§ **EXERCISE**: Extract the records in full, leaving every picture out.

-------- THE INPUT

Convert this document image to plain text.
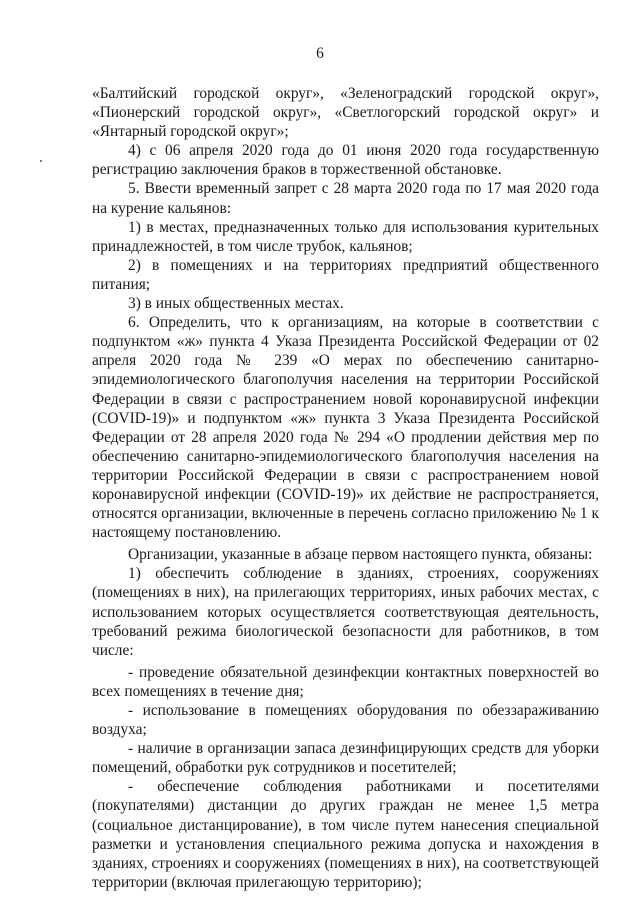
6

«Балтийский городской округ», «Зеленоградский городской округ», «Пионерский городской округ», «Светлогорский городской округ» и «Янтарный городской округ»;

4) с 06 апреля 2020 года до 01 июня 2020 года государственную регистрацию заключения браков в торжественной обстановке.

5. Ввести временный запрет с 28 марта 2020 года по 17 мая 2020 года на курение кальянов:

1) в местах, предназначенных только для использования курительных принадлежностей, в том числе трубок, кальянов;

2) в помещениях и на территориях предприятий общественного питания;

3) в иных общественных местах.

6. Определить, что к организациям, на которые в соответствии с подпунктом «ж» пункта 4 Указа Президента Российской Федерации от 02 апреля 2020 года № 239 «О мерах по обеспечению санитарно-эпидемиологического благополучия населения на территории Российской Федерации в связи с распространением новой коронавирусной инфекции (COVID-19)» и подпунктом «ж» пункта 3 Указа Президента Российской Федерации от 28 апреля 2020 года № 294 «О продлении действия мер по обеспечению санитарно-эпидемиологического благополучия населения на территории Российской Федерации в связи с распространением новой коронавирусной инфекции (COVID-19)» их действие не распространяется, относятся организации, включенные в перечень согласно приложению № 1 к настоящему постановлению.

Организации, указанные в абзаце первом настоящего пункта, обязаны:

1) обеспечить соблюдение в зданиях, строениях, сооружениях (помещениях в них), на прилегающих территориях, иных рабочих местах, с использованием которых осуществляется соответствующая деятельность, требований режима биологической безопасности для работников, в том числе:

- проведение обязательной дезинфекции контактных поверхностей во всех помещениях в течение дня;

- использование в помещениях оборудования по обеззараживанию воздуха;

- наличие в организации запаса дезинфицирующих средств для уборки помещений, обработки рук сотрудников и посетителей;

- обеспечение соблюдения работниками и посетителями (покупателями) дистанции до других граждан не менее 1,5 метра (социальное дистанцирование), в том числе путем нанесения специальной разметки и установления специального режима допуска и нахождения в зданиях, строениях и сооружениях (помещениях в них), на соответствующей территории (включая прилегающую территорию);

----------------

§ **TASK SOLUTION**:
Convert this document image to plain text.
6

«Балтийский городской округ», «Зеленоградский городской округ», «Пионерский городской округ», «Светлогорский городской округ» и «Янтарный городской округ»;

4) с 06 апреля 2020 года до 01 июня 2020 года государственную регистрацию заключения браков в торжественной обстановке.

5. Ввести временный запрет с 28 марта 2020 года по 17 мая 2020 года на курение кальянов:

1) в местах, предназначенных только для использования курительных принадлежностей, в том числе трубок, кальянов;

2) в помещениях и на территориях предприятий общественного питания;

3) в иных общественных местах.

6. Определить, что к организациям, на которые в соответствии с подпунктом «ж» пункта 4 Указа Президента Российской Федерации от 02 апреля 2020 года № 239 «О мерах по обеспечению санитарно-эпидемиологического благополучия населения на территории Российской Федерации в связи с распространением новой коронавирусной инфекции (COVID-19)» и подпунктом «ж» пункта 3 Указа Президента Российской Федерации от 28 апреля 2020 года № 294 «О продлении действия мер по обеспечению санитарно-эпидемиологического благополучия населения на территории Российской Федерации в связи с распространением новой коронавирусной инфекции (COVID-19)» их действие не распространяется, относятся организации, включенные в перечень согласно приложению № 1 к настоящему постановлению.

Организации, указанные в абзаце первом настоящего пункта, обязаны:

1) обеспечить соблюдение в зданиях, строениях, сооружениях (помещениях в них), на прилегающих территориях, иных рабочих местах, с использованием которых осуществляется соответствующая деятельность, требований режима биологической безопасности для работников, в том числе:

- проведение обязательной дезинфекции контактных поверхностей во всех помещениях в течение дня;

- использование в помещениях оборудования по обеззараживанию воздуха;

- наличие в организации запаса дезинфицирующих средств для уборки помещений, обработки рук сотрудников и посетителей;

- обеспечение соблюдения работниками и посетителями (покупателями) дистанции до других граждан не менее 1,5 метра (социальное дистанцирование), в том числе путем нанесения специальной разметки и установления специального режима допуска и нахождения в зданиях, строениях и сооружениях (помещениях в них), на соответствующей территории (включая прилегающую территорию);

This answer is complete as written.